_YOUR GOAL:_ Set down each line of the material that follows, exactly, with no pictures.

_DATA SUPPLIED:_
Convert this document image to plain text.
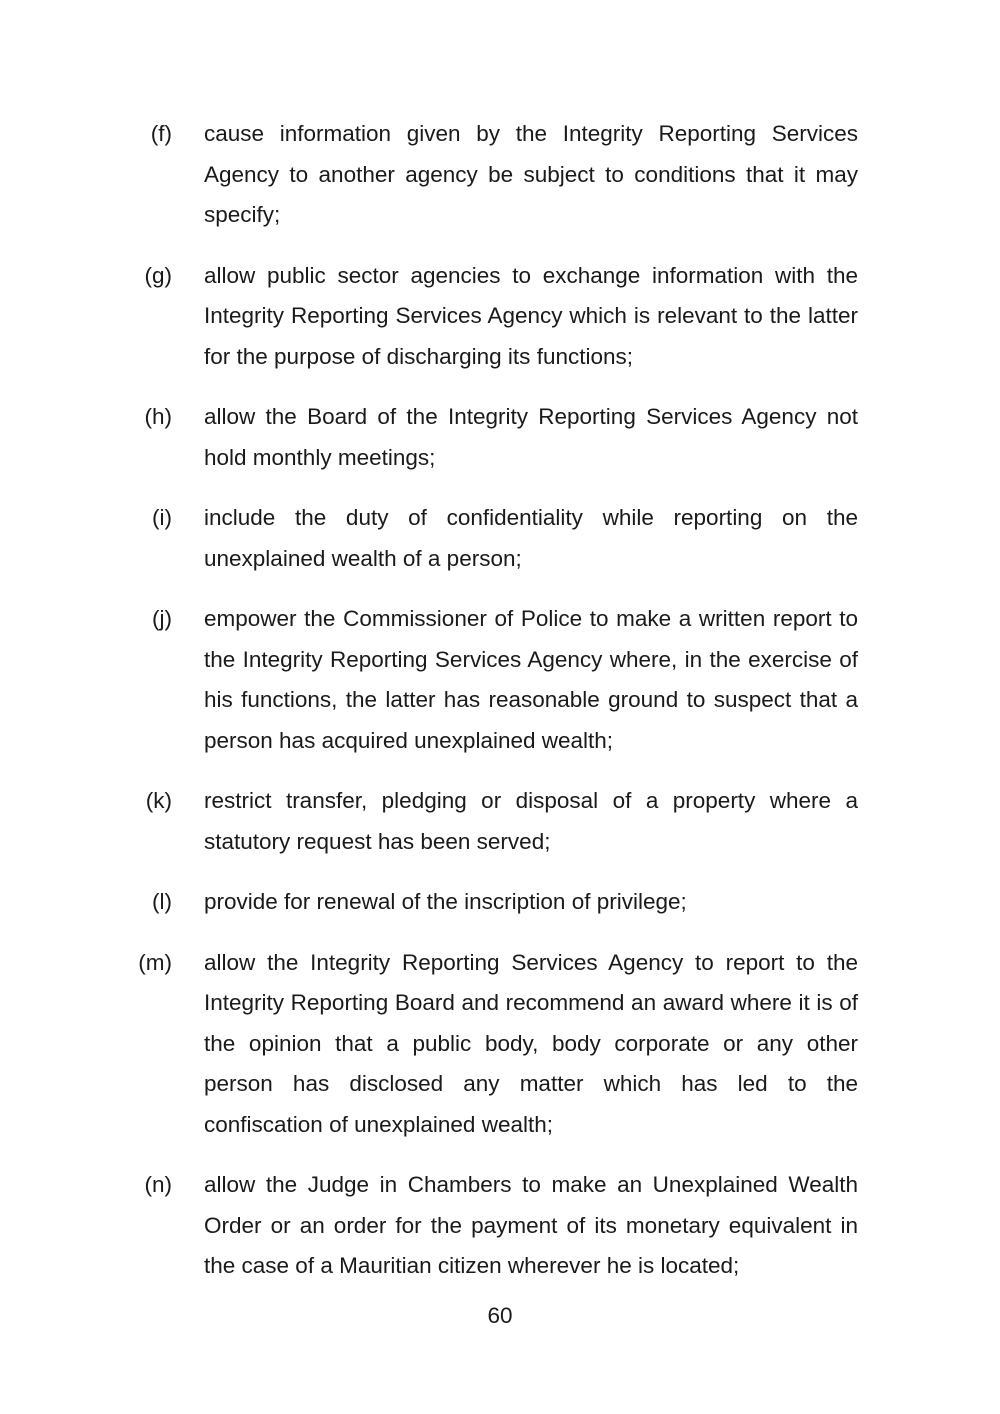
(f) cause information given by the Integrity Reporting Services Agency to another agency be subject to conditions that it may specify;
(g) allow public sector agencies to exchange information with the Integrity Reporting Services Agency which is relevant to the latter for the purpose of discharging its functions;
(h) allow the Board of the Integrity Reporting Services Agency not hold monthly meetings;
(i) include the duty of confidentiality while reporting on the unexplained wealth of a person;
(j) empower the Commissioner of Police to make a written report to the Integrity Reporting Services Agency where, in the exercise of his functions, the latter has reasonable ground to suspect that a person has acquired unexplained wealth;
(k) restrict transfer, pledging or disposal of a property where a statutory request has been served;
(l) provide for renewal of the inscription of privilege;
(m) allow the Integrity Reporting Services Agency to report to the Integrity Reporting Board and recommend an award where it is of the opinion that a public body, body corporate or any other person has disclosed any matter which has led to the confiscation of unexplained wealth;
(n) allow the Judge in Chambers to make an Unexplained Wealth Order or an order for the payment of its monetary equivalent in the case of a Mauritian citizen wherever he is located;
60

_RESULT OF THIS EXERCISE:_
Convert this document image to plain text.
(f) cause information given by the Integrity Reporting Services Agency to another agency be subject to conditions that it may specify;
(g) allow public sector agencies to exchange information with the Integrity Reporting Services Agency which is relevant to the latter for the purpose of discharging its functions;
(h) allow the Board of the Integrity Reporting Services Agency not hold monthly meetings;
(i) include the duty of confidentiality while reporting on the unexplained wealth of a person;
(j) empower the Commissioner of Police to make a written report to the Integrity Reporting Services Agency where, in the exercise of his functions, the latter has reasonable ground to suspect that a person has acquired unexplained wealth;
(k) restrict transfer, pledging or disposal of a property where a statutory request has been served;
(l) provide for renewal of the inscription of privilege;
(m) allow the Integrity Reporting Services Agency to report to the Integrity Reporting Board and recommend an award where it is of the opinion that a public body, body corporate or any other person has disclosed any matter which has led to the confiscation of unexplained wealth;
(n) allow the Judge in Chambers to make an Unexplained Wealth Order or an order for the payment of its monetary equivalent in the case of a Mauritian citizen wherever he is located;
60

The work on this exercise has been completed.